_OBJECTIVE_
Every entry that follows should be repeated exactly; drop the images.

_THE RECORDS_
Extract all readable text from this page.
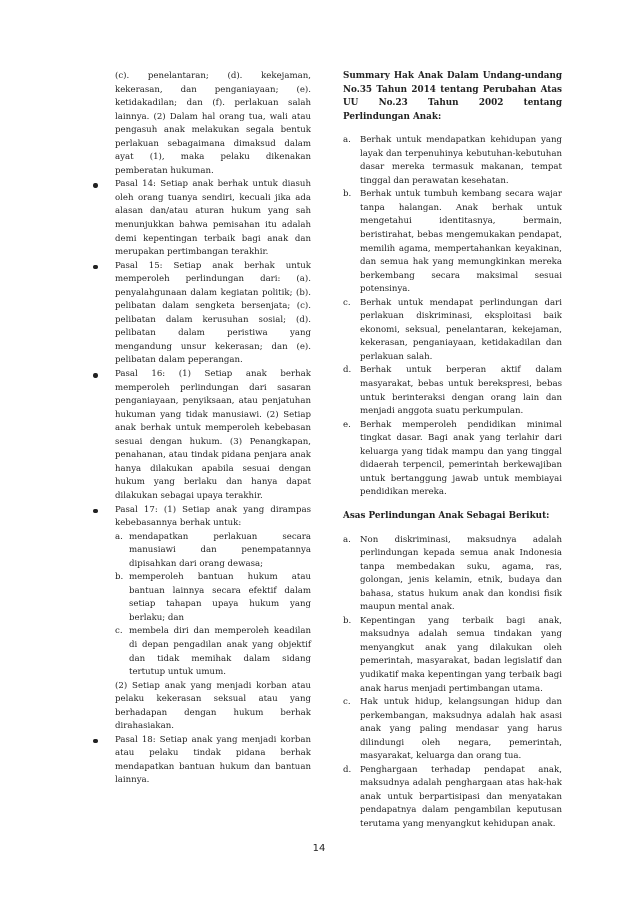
(c). penelantaran; (d). kekejaman, kekerasan, dan penganiayaan; (e). ketidakadilan; dan (f). perlakuan salah lainnya. (2) Dalam hal orang tua, wali atau pengasuh anak melakukan segala bentuk perlakuan sebagaimana dimaksud dalam ayat (1), maka pelaku dikenakan pemberatan hukuman.

Pasal 14: Setiap anak berhak untuk diasuh oleh orang tuanya sendiri, kecuali jika ada alasan dan/atau aturan hukum yang sah menunjukkan bahwa pemisahan itu adalah demi kepentingan terbaik bagi anak dan merupakan pertimbangan terakhir.

Pasal 15: Setiap anak berhak untuk memperoleh perlindungan dari: (a). penyalahgunaan dalam kegiatan politik; (b). pelibatan dalam sengketa bersenjata; (c). pelibatan dalam kerusuhan sosial; (d). pelibatan dalam peristiwa yang mengandung unsur kekerasan; dan (e). pelibatan dalam peperangan.

Pasal 16: (1) Setiap anak berhak memperoleh perlindungan dari sasaran penganiayaan, penyiksaan, atau penjatuhan hukuman yang tidak manusiawi. (2) Setiap anak berhak untuk memperoleh kebebasan sesuai dengan hukum. (3) Penangkapan, penahanan, atau tindak pidana penjara anak hanya dilakukan apabila sesuai dengan hukum yang berlaku dan hanya dapat dilakukan sebagai upaya terakhir.

Pasal 17: (1) Setiap anak yang dirampas kebebasannya berhak untuk:

a. mendapatkan perlakuan secara manusiawi dan penempatannya dipisahkan dari orang dewasa;

b. memperoleh bantuan hukum atau bantuan lainnya secara efektif dalam setiap tahapan upaya hukum yang berlaku; dan

c. membela diri dan memperoleh keadilan di depan pengadilan anak yang objektif dan tidak memihak dalam sidang tertutup untuk umum.

(2) Setiap anak yang menjadi korban atau pelaku kekerasan seksual atau yang berhadapan dengan hukum berhak dirahasiakan.

Pasal 18: Setiap anak yang menjadi korban atau pelaku tindak pidana berhak mendapatkan bantuan hukum dan bantuan lainnya.

Summary Hak Anak Dalam Undang-undang No.35 Tahun 2014 tentang Perubahan Atas UU No.23 Tahun 2002 tentang Perlindungan Anak:

a. Berhak untuk mendapatkan kehidupan yang layak dan terpenuhinya kebutuhan-kebutuhan dasar mereka termasuk makanan, tempat tinggal dan perawatan kesehatan.

b. Berhak untuk tumbuh kembang secara wajar tanpa halangan. Anak berhak untuk mengetahui identitasnya, bermain, beristirahat, bebas mengemukakan pendapat, memilih agama, mempertahankan keyakinan, dan semua hak yang memungkinkan mereka berkembang secara maksimal sesuai potensinya.

c. Berhak untuk mendapat perlindungan dari perlakuan diskriminasi, eksploitasi baik ekonomi, seksual, penelantaran, kekejaman, kekerasan, penganiayaan, ketidakadilan dan perlakuan salah.

d. Berhak untuk berperan aktif dalam masyarakat, bebas untuk berekspresi, bebas untuk berinteraksi dengan orang lain dan menjadi anggota suatu perkumpulan.

e. Berhak memperoleh pendidikan minimal tingkat dasar. Bagi anak yang terlahir dari keluarga yang tidak mampu dan yang tinggal didaerah terpencil, pemerintah berkewajiban untuk bertanggung jawab untuk membiayai pendidikan mereka.

Asas Perlindungan Anak Sebagai Berikut:

a. Non diskriminasi, maksudnya adalah perlindungan kepada semua anak Indonesia tanpa membedakan suku, agama, ras, golongan, jenis kelamin, etnik, budaya dan bahasa, status hukum anak dan kondisi fisik maupun mental anak.

b. Kepentingan yang terbaik bagi anak, maksudnya adalah semua tindakan yang menyangkut anak yang dilakukan oleh pemerintah, masyarakat, badan legislatif dan yudikatif maka kepentingan yang terbaik bagi anak harus menjadi pertimbangan utama.

c. Hak untuk hidup, kelangsungan hidup dan perkembangan, maksudnya adalah hak asasi anak yang paling mendasar yang harus dilindungi oleh negara, pemerintah, masyarakat, keluarga dan orang tua.

d. Penghargaan terhadap pendapat anak, maksudnya adalah penghargaan atas hak-hak anak untuk berpartisipasi dan menyatakan pendapatnya dalam pengambilan keputusan terutama yang menyangkut kehidupan anak.

14
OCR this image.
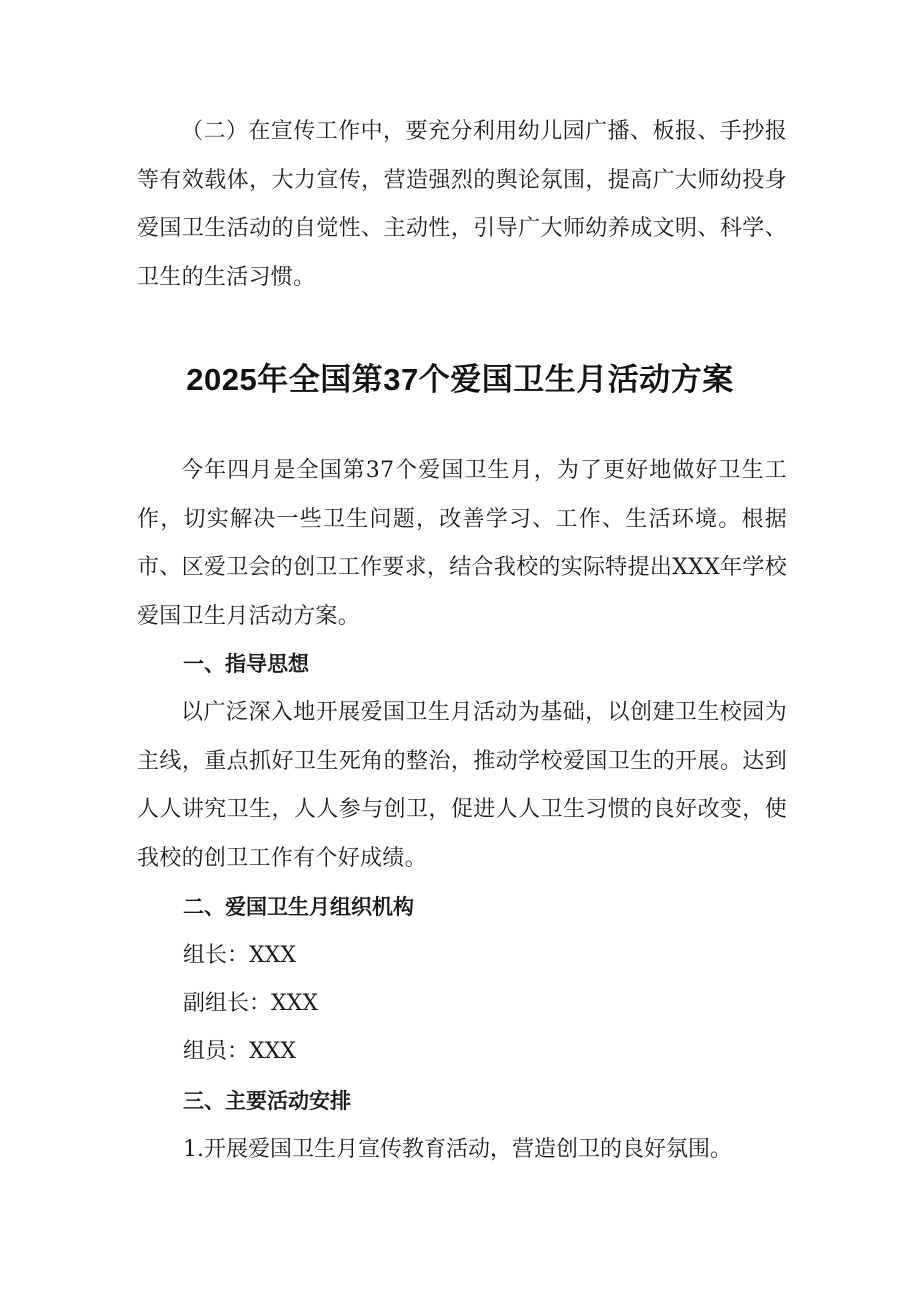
（二）在宣传工作中，要充分利用幼儿园广播、板报、手抄报等有效载体，大力宣传，营造强烈的舆论氛围，提高广大师幼投身爱国卫生活动的自觉性、主动性，引导广大师幼养成文明、科学、卫生的生活习惯。

2025年全国第37个爱国卫生月活动方案

今年四月是全国第37个爱国卫生月，为了更好地做好卫生工作，切实解决一些卫生问题，改善学习、工作、生活环境。根据市、区爱卫会的创卫工作要求，结合我校的实际特提出XXX年学校爱国卫生月活动方案。

一、指导思想

以广泛深入地开展爱国卫生月活动为基础，以创建卫生校园为主线，重点抓好卫生死角的整治，推动学校爱国卫生的开展。达到人人讲究卫生，人人参与创卫，促进人人卫生习惯的良好改变，使我校的创卫工作有个好成绩。

二、爱国卫生月组织机构

组长：XXX

副组长：XXX

组员：XXX

三、主要活动安排

1.开展爱国卫生月宣传教育活动，营造创卫的良好氛围。
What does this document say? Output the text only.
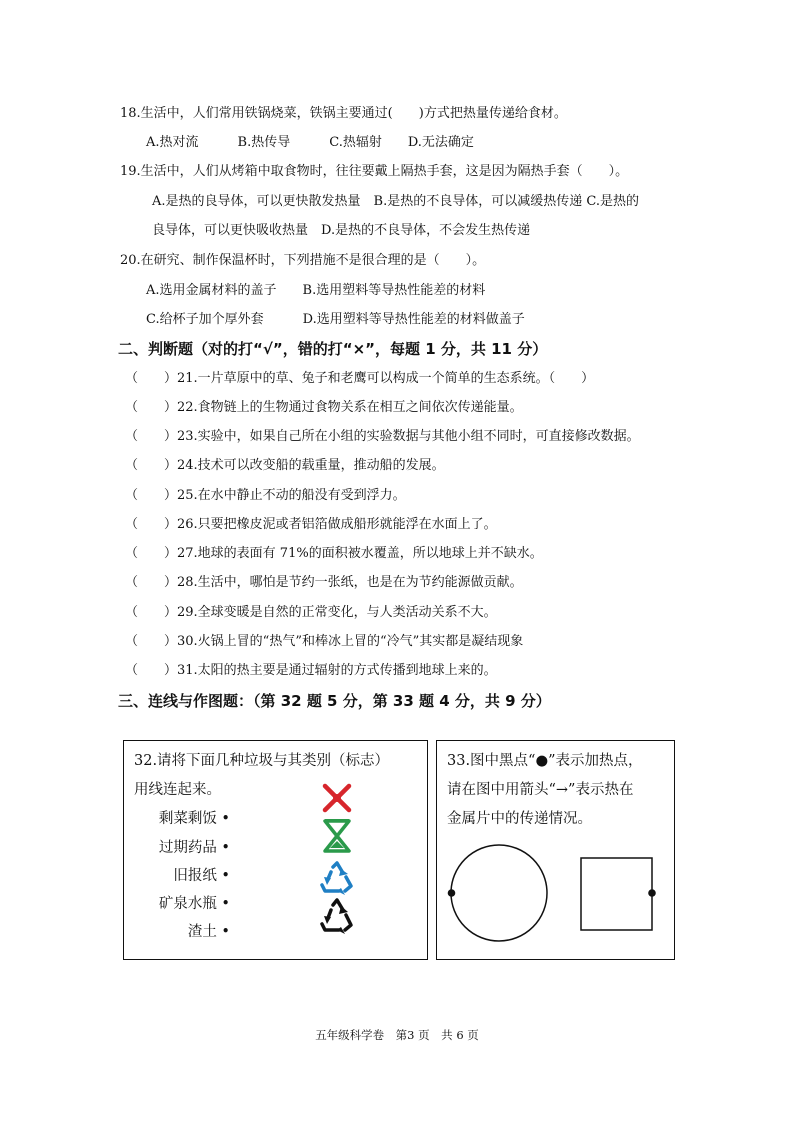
18.生活中，人们常用铁锅烧菜，铁锅主要通过(　　)方式把热量传递给食材。
A.热对流　　　B.热传导　　　C.热辐射　　D.无法确定
19.生活中，人们从烤箱中取食物时，往往要戴上隔热手套，这是因为隔热手套（　　）。
A.是热的良导体，可以更快散发热量　B.是热的不良导体，可以减缓热传递 C.是热的
良导体，可以更快吸收热量　D.是热的不良导体，不会发生热传递
20.在研究、制作保温杯时，下列措施不是很合理的是（　　）。
A.选用金属材料的盖子　　B.选用塑料等导热性能差的材料
C.给杯子加个厚外套　　　D.选用塑料等导热性能差的材料做盖子
二、判断题（对的打“√”，错的打“×”，每题 1 分，共 11 分）
（　　）21.一片草原中的草、兔子和老鹰可以构成一个简单的生态系统。（　　）
（　　）22.食物链上的生物通过食物关系在相互之间依次传递能量。
（　　）23.实验中，如果自己所在小组的实验数据与其他小组不同时，可直接修改数据。
（　　）24.技术可以改变船的载重量，推动船的发展。
（　　）25.在水中静止不动的船没有受到浮力。
（　　）26.只要把橡皮泥或者铝箔做成船形就能浮在水面上了。
（　　）27.地球的表面有 71%的面积被水覆盖，所以地球上并不缺水。
（　　）28.生活中，哪怕是节约一张纸，也是在为节约能源做贡献。
（　　）29.全球变暖是自然的正常变化，与人类活动关系不大。
（　　）30.火锅上冒的“热气”和棒冰上冒的“冷气”其实都是凝结现象
（　　）31.太阳的热主要是通过辐射的方式传播到地球上来的。
三、连线与作图题：（第 32 题 5 分，第 33 题 4 分，共 9 分）
32.请将下面几种垃圾与其类别（标志）
用线连起来。
剩菜剩饭 •
过期药品 •
旧报纸 •
矿泉水瓶 •
渣土 •
33.图中黑点“●”表示加热点，
请在图中用箭头“→”表示热在
金属片中的传递情况。
五年级科学卷　第3 页　共 6 页
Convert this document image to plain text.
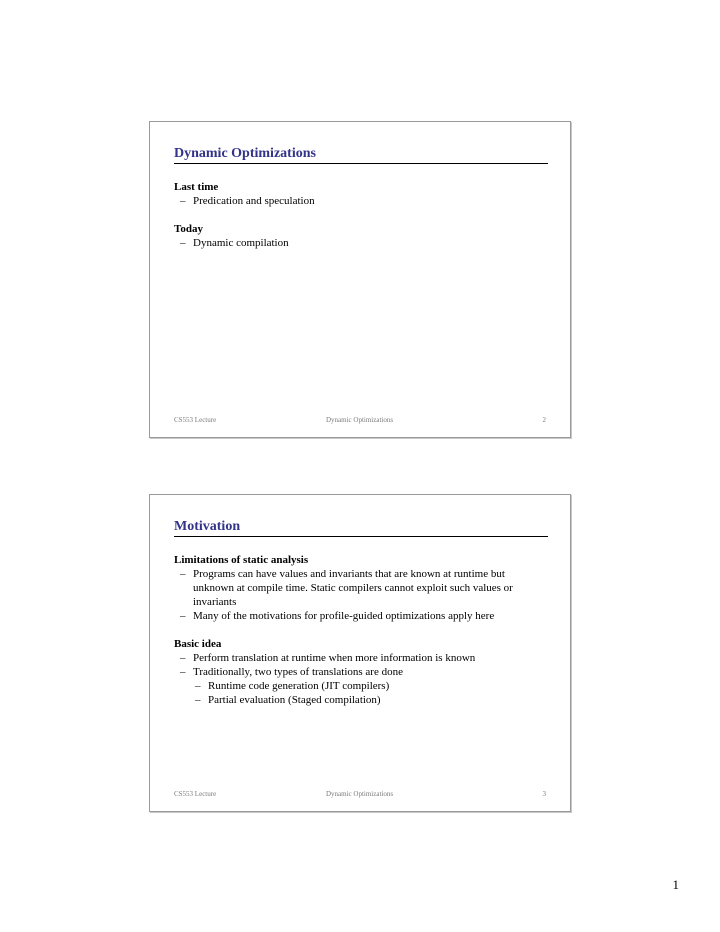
Dynamic Optimizations
Last time
– Predication and speculation
Today
– Dynamic compilation
CS553 Lecture	Dynamic Optimizations	2
Motivation
Limitations of static analysis
– Programs can have values and invariants that are known at runtime but unknown at compile time. Static compilers cannot exploit such values or invariants
– Many of the motivations for profile-guided optimizations apply here
Basic idea
– Perform translation at runtime when more information is known
– Traditionally, two types of translations are done
– Runtime code generation (JIT compilers)
– Partial evaluation (Staged compilation)
CS553 Lecture	Dynamic Optimizations	3
1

_PROBLEM SOLUTION_
Extract all readable text from this page.
(c). penelantaran; (d). kekejaman, kekerasan, dan penganiayaan; (e). ketidakadilan; dan (f). perlakuan salah lainnya. (2) Dalam hal orang tua, wali atau pengasuh anak melakukan segala bentuk perlakuan sebagaimana dimaksud dalam ayat (1), maka pelaku dikenakan pemberatan hukuman.

Pasal 14: Setiap anak berhak untuk diasuh oleh orang tuanya sendiri, kecuali jika ada alasan dan/atau aturan hukum yang sah menunjukkan bahwa pemisahan itu adalah demi kepentingan terbaik bagi anak dan merupakan pertimbangan terakhir.

Pasal 15: Setiap anak berhak untuk memperoleh perlindungan dari: (a). penyalahgunaan dalam kegiatan politik; (b). pelibatan dalam sengketa bersenjata; (c). pelibatan dalam kerusuhan sosial; (d). pelibatan dalam peristiwa yang mengandung unsur kekerasan; dan (e). pelibatan dalam peperangan.

Pasal 16: (1) Setiap anak berhak memperoleh perlindungan dari sasaran penganiayaan, penyiksaan, atau penjatuhan hukuman yang tidak manusiawi. (2) Setiap anak berhak untuk memperoleh kebebasan sesuai dengan hukum. (3) Penangkapan, penahanan, atau tindak pidana penjara anak hanya dilakukan apabila sesuai dengan hukum yang berlaku dan hanya dapat dilakukan sebagai upaya terakhir.

Pasal 17: (1) Setiap anak yang dirampas kebebasannya berhak untuk:

a. mendapatkan perlakuan secara manusiawi dan penempatannya dipisahkan dari orang dewasa;

b. memperoleh bantuan hukum atau bantuan lainnya secara efektif dalam setiap tahapan upaya hukum yang berlaku; dan

c. membela diri dan memperoleh keadilan di depan pengadilan anak yang objektif dan tidak memihak dalam sidang tertutup untuk umum.

(2) Setiap anak yang menjadi korban atau pelaku kekerasan seksual atau yang berhadapan dengan hukum berhak dirahasiakan.

Pasal 18: Setiap anak yang menjadi korban atau pelaku tindak pidana berhak mendapatkan bantuan hukum dan bantuan lainnya.

Summary Hak Anak Dalam Undang-undang No.35 Tahun 2014 tentang Perubahan Atas UU No.23 Tahun 2002 tentang Perlindungan Anak:

a. Berhak untuk mendapatkan kehidupan yang layak dan terpenuhinya kebutuhan-kebutuhan dasar mereka termasuk makanan, tempat tinggal dan perawatan kesehatan.

b. Berhak untuk tumbuh kembang secara wajar tanpa halangan. Anak berhak untuk mengetahui identitasnya, bermain, beristirahat, bebas mengemukakan pendapat, memilih agama, mempertahankan keyakinan, dan semua hak yang memungkinkan mereka berkembang secara maksimal sesuai potensinya.

c. Berhak untuk mendapat perlindungan dari perlakuan diskriminasi, eksploitasi baik ekonomi, seksual, penelantaran, kekejaman, kekerasan, penganiayaan, ketidakadilan dan perlakuan salah.

d. Berhak untuk berperan aktif dalam masyarakat, bebas untuk berekspresi, bebas untuk berinteraksi dengan orang lain dan menjadi anggota suatu perkumpulan.

e. Berhak memperoleh pendidikan minimal tingkat dasar. Bagi anak yang terlahir dari keluarga yang tidak mampu dan yang tinggal didaerah terpencil, pemerintah berkewajiban untuk bertanggung jawab untuk membiayai pendidikan mereka.

Asas Perlindungan Anak Sebagai Berikut:

a. Non diskriminasi, maksudnya adalah perlindungan kepada semua anak Indonesia tanpa membedakan suku, agama, ras, golongan, jenis kelamin, etnik, budaya dan bahasa, status hukum anak dan kondisi fisik maupun mental anak.

b. Kepentingan yang terbaik bagi anak, maksudnya adalah semua tindakan yang menyangkut anak yang dilakukan oleh pemerintah, masyarakat, badan legislatif dan yudikatif maka kepentingan yang terbaik bagi anak harus menjadi pertimbangan utama.

c. Hak untuk hidup, kelangsungan hidup dan perkembangan, maksudnya adalah hak asasi anak yang paling mendasar yang harus dilindungi oleh negara, pemerintah, masyarakat, keluarga dan orang tua.

d. Penghargaan terhadap pendapat anak, maksudnya adalah penghargaan atas hak-hak anak untuk berpartisipasi dan menyatakan pendapatnya dalam pengambilan keputusan terutama yang menyangkut kehidupan anak.

14
OCR this image.
（二）在宣传工作中，要充分利用幼儿园广播、板报、手抄报等有效载体，大力宣传，营造强烈的舆论氛围，提高广大师幼投身爱国卫生活动的自觉性、主动性，引导广大师幼养成文明、科学、卫生的生活习惯。

2025年全国第37个爱国卫生月活动方案

今年四月是全国第37个爱国卫生月，为了更好地做好卫生工作，切实解决一些卫生问题，改善学习、工作、生活环境。根据市、区爱卫会的创卫工作要求，结合我校的实际特提出XXX年学校爱国卫生月活动方案。

一、指导思想

以广泛深入地开展爱国卫生月活动为基础，以创建卫生校园为主线，重点抓好卫生死角的整治，推动学校爱国卫生的开展。达到人人讲究卫生，人人参与创卫，促进人人卫生习惯的良好改变，使我校的创卫工作有个好成绩。

二、爱国卫生月组织机构

组长：XXX

副组长：XXX

组员：XXX

三、主要活动安排

1.开展爱国卫生月宣传教育活动，营造创卫的良好氛围。
What does this document say? Output the text only.
18.生活中，人们常用铁锅烧菜，铁锅主要通过(　　)方式把热量传递给食材。
A.热对流　　　B.热传导　　　C.热辐射　　D.无法确定
19.生活中，人们从烤箱中取食物时，往往要戴上隔热手套，这是因为隔热手套（　　）。
A.是热的良导体，可以更快散发热量　B.是热的不良导体，可以减缓热传递 C.是热的
良导体，可以更快吸收热量　D.是热的不良导体，不会发生热传递
20.在研究、制作保温杯时，下列措施不是很合理的是（　　）。
A.选用金属材料的盖子　　B.选用塑料等导热性能差的材料
C.给杯子加个厚外套　　　D.选用塑料等导热性能差的材料做盖子
二、判断题（对的打“√”，错的打“×”，每题 1 分，共 11 分）
（　　）21.一片草原中的草、兔子和老鹰可以构成一个简单的生态系统。（　　）
（　　）22.食物链上的生物通过食物关系在相互之间依次传递能量。
（　　）23.实验中，如果自己所在小组的实验数据与其他小组不同时，可直接修改数据。
（　　）24.技术可以改变船的载重量，推动船的发展。
（　　）25.在水中静止不动的船没有受到浮力。
（　　）26.只要把橡皮泥或者铝箔做成船形就能浮在水面上了。
（　　）27.地球的表面有 71%的面积被水覆盖，所以地球上并不缺水。
（　　）28.生活中，哪怕是节约一张纸，也是在为节约能源做贡献。
（　　）29.全球变暖是自然的正常变化，与人类活动关系不大。
（　　）30.火锅上冒的“热气”和棒冰上冒的“冷气”其实都是凝结现象
（　　）31.太阳的热主要是通过辐射的方式传播到地球上来的。
三、连线与作图题：（第 32 题 5 分，第 33 题 4 分，共 9 分）
32.请将下面几种垃圾与其类别（标志）
用线连起来。
剩菜剩饭 •
过期药品 •
旧报纸 •
矿泉水瓶 •
渣土 •
33.图中黑点“●”表示加热点，
请在图中用箭头“→”表示热在
金属片中的传递情况。
五年级科学卷　第3 页　共 6 页
Convert this document image to plain text.
Dynamic Optimizations
Last time
– Predication and speculation
Today
– Dynamic compilation
CS553 Lecture	Dynamic Optimizations	2
Motivation
Limitations of static analysis
– Programs can have values and invariants that are known at runtime but unknown at compile time. Static compilers cannot exploit such values or invariants
– Many of the motivations for profile-guided optimizations apply here
Basic idea
– Perform translation at runtime when more information is known
– Traditionally, two types of translations are done
– Runtime code generation (JIT compilers)
– Partial evaluation (Staged compilation)
CS553 Lecture	Dynamic Optimizations	3
1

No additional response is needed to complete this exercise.